Which lines contain the string "Prendre"? Please list every one of them.

Dataset records:
....

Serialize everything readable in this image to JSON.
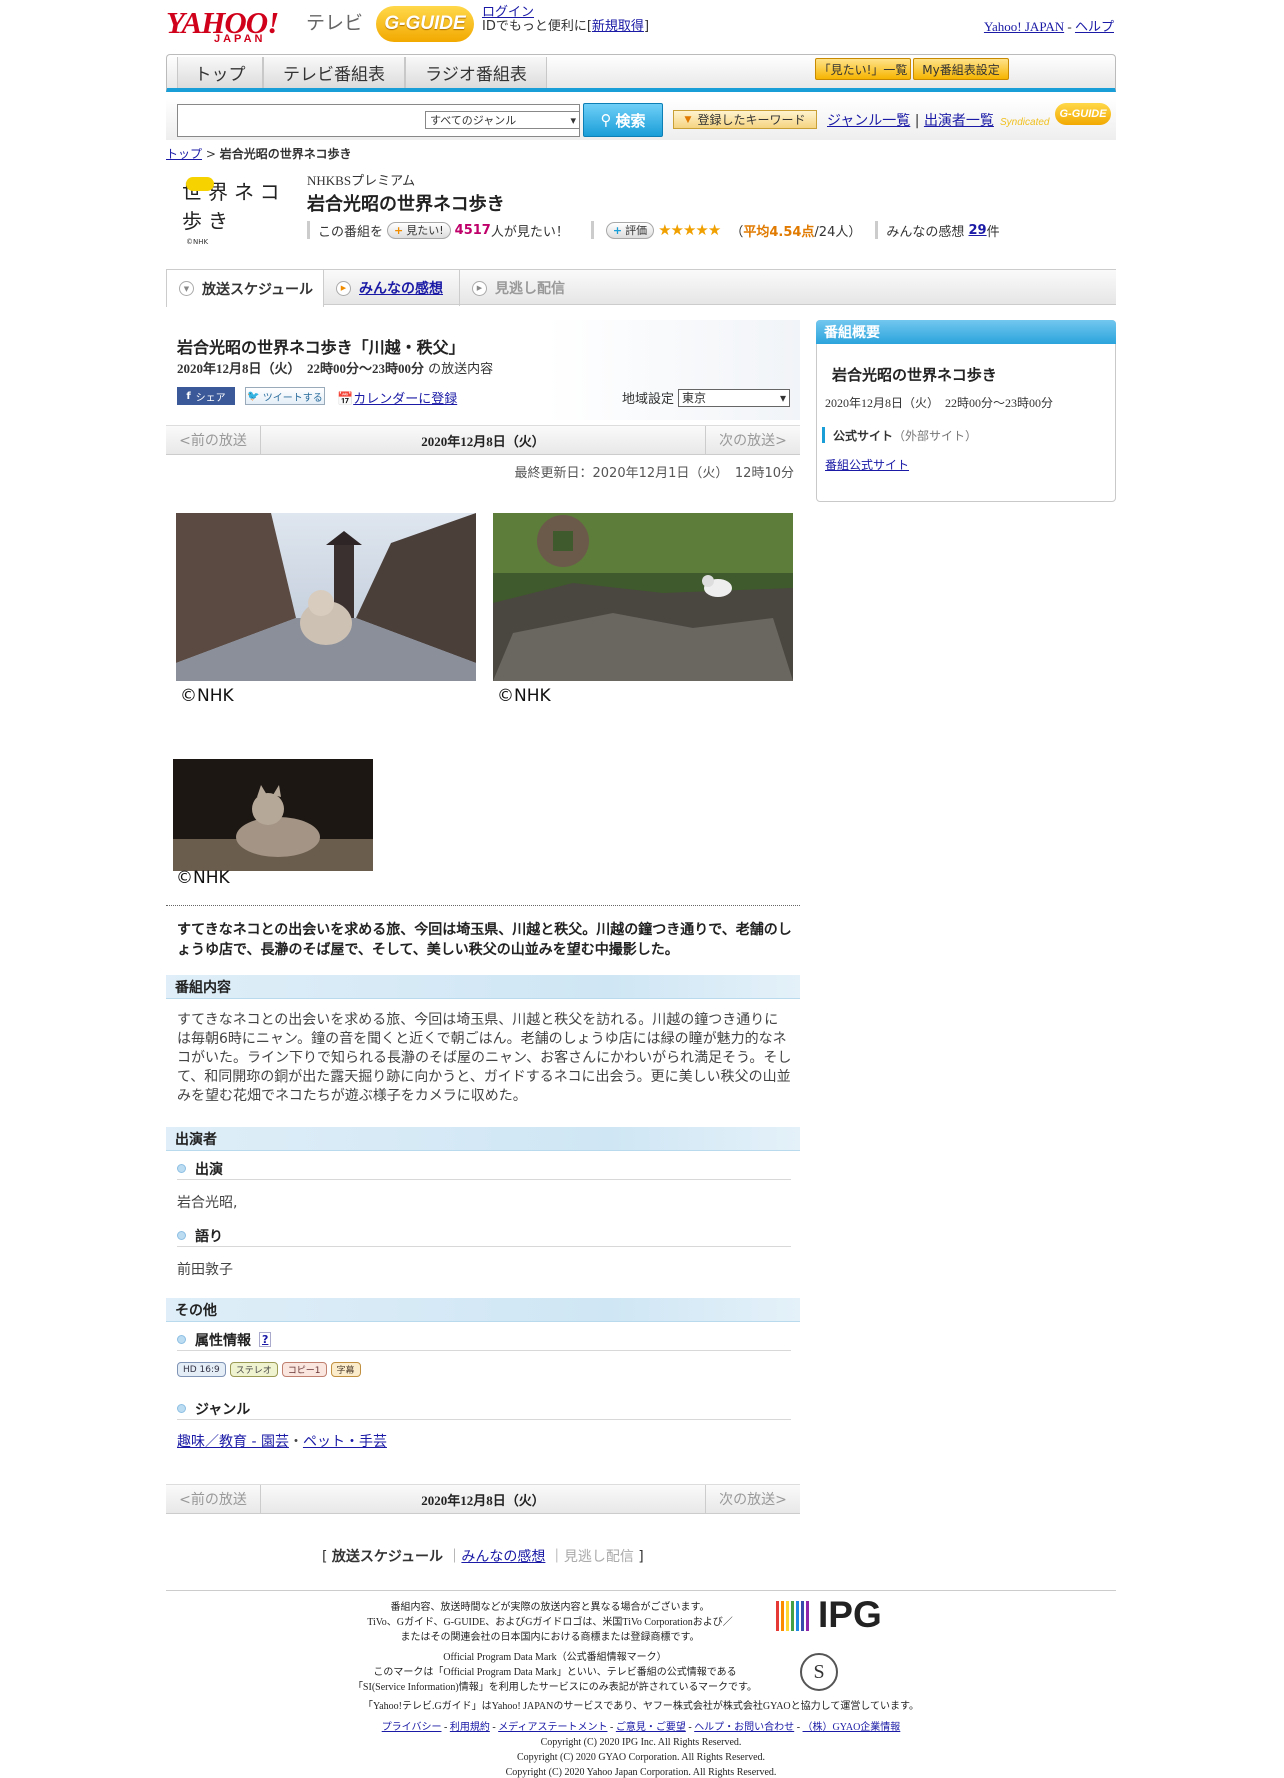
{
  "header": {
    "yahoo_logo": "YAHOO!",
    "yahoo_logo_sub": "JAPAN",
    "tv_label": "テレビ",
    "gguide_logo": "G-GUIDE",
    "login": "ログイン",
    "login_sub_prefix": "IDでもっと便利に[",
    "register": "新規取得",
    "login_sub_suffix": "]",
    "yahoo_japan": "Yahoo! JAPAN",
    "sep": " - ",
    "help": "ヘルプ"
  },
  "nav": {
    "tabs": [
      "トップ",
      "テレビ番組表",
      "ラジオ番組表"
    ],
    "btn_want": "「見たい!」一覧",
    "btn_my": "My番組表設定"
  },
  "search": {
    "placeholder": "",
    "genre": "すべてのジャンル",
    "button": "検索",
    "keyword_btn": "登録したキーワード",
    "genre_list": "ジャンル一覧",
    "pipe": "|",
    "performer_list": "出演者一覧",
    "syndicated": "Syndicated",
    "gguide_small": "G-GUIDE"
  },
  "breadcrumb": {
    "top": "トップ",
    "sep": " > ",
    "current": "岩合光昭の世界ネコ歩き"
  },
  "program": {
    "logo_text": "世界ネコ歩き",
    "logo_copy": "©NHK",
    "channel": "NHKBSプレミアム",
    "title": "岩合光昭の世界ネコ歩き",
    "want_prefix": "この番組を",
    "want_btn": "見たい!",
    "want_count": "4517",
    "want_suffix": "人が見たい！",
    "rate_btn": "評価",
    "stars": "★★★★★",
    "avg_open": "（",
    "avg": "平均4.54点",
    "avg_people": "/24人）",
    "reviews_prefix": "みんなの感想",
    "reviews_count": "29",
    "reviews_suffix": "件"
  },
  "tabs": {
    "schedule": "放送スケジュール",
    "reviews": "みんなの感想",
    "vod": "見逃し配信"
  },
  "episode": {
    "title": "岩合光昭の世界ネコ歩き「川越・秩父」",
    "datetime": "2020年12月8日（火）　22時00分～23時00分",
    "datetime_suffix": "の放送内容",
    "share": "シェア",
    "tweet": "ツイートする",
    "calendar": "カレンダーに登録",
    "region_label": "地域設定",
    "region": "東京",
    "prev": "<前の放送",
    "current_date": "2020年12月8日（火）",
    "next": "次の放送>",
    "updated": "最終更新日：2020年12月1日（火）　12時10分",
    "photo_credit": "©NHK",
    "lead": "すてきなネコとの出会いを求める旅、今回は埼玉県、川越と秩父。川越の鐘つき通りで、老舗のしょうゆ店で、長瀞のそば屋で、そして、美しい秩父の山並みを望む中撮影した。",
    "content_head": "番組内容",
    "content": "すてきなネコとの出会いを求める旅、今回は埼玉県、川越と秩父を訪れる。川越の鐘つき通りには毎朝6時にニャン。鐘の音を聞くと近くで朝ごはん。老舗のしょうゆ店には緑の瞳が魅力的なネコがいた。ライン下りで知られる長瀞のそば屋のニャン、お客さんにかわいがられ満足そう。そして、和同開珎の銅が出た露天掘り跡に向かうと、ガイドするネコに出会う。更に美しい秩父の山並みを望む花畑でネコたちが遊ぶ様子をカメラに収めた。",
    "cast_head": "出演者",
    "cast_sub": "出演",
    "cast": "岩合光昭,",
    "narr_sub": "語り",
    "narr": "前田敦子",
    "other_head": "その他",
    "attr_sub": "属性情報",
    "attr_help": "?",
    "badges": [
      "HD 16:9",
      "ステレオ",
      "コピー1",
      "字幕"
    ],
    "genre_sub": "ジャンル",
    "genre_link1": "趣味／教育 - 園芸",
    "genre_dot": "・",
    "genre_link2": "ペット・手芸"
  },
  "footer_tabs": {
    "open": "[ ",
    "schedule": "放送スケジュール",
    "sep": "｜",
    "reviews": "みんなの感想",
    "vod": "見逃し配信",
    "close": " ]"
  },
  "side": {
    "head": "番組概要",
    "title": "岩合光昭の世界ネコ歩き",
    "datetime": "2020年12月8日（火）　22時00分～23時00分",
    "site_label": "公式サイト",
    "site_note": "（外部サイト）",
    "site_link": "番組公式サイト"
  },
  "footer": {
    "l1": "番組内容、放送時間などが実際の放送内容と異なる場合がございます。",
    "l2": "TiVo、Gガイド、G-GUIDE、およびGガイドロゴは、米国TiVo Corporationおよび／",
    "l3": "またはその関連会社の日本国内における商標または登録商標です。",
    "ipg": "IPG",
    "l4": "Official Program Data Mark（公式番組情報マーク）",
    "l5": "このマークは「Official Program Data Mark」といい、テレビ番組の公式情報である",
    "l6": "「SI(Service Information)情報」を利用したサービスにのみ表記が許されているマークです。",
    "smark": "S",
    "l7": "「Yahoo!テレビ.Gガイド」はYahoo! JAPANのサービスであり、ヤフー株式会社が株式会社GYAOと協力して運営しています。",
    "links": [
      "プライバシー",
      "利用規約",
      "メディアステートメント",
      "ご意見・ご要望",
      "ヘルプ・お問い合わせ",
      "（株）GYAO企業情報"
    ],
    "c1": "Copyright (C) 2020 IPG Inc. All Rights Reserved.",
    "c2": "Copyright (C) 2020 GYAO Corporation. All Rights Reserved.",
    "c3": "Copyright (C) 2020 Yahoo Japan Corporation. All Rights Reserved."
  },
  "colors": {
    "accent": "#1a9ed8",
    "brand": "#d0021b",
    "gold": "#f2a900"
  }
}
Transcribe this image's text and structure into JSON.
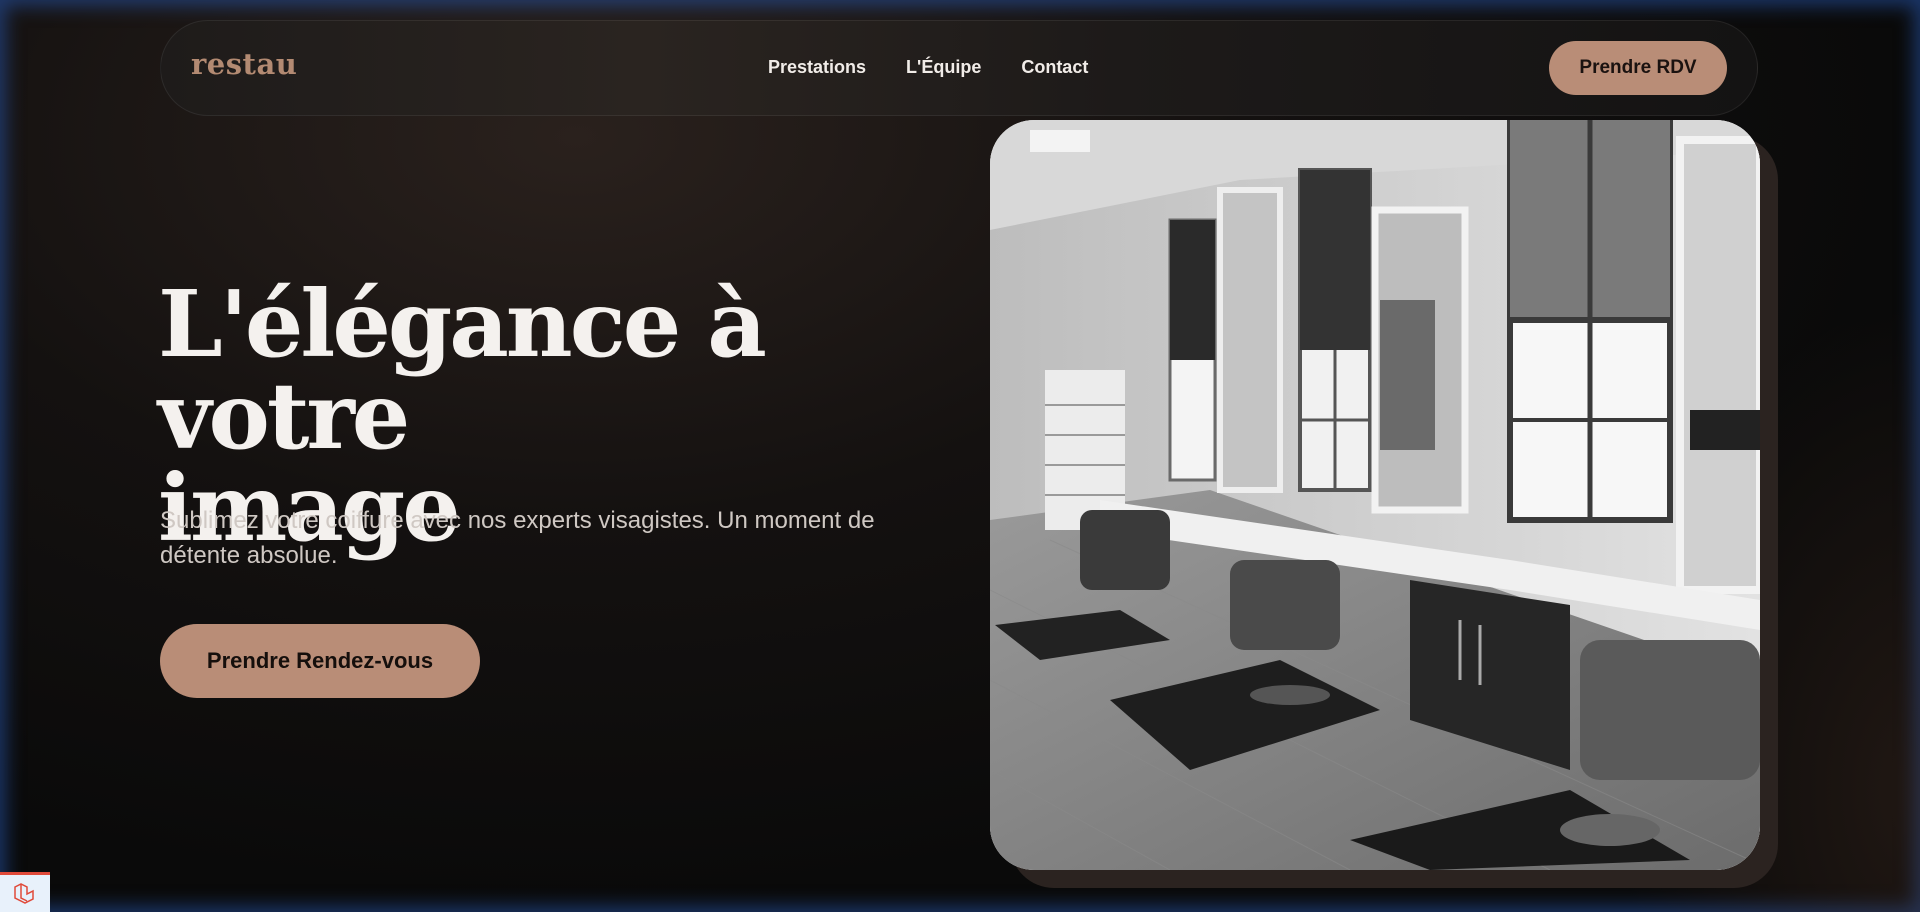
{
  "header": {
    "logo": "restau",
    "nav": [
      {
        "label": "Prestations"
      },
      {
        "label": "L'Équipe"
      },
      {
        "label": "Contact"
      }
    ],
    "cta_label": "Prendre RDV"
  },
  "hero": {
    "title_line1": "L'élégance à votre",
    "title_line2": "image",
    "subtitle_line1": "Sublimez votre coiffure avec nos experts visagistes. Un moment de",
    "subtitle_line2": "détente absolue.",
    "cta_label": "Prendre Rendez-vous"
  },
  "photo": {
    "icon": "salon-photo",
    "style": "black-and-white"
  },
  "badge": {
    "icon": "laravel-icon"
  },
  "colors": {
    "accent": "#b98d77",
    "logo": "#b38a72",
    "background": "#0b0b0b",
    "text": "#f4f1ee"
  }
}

....

- _Finished answer_:
    "cta_label": "Prendre RDV"
    "cta_label": "Prendre Rendez-vous"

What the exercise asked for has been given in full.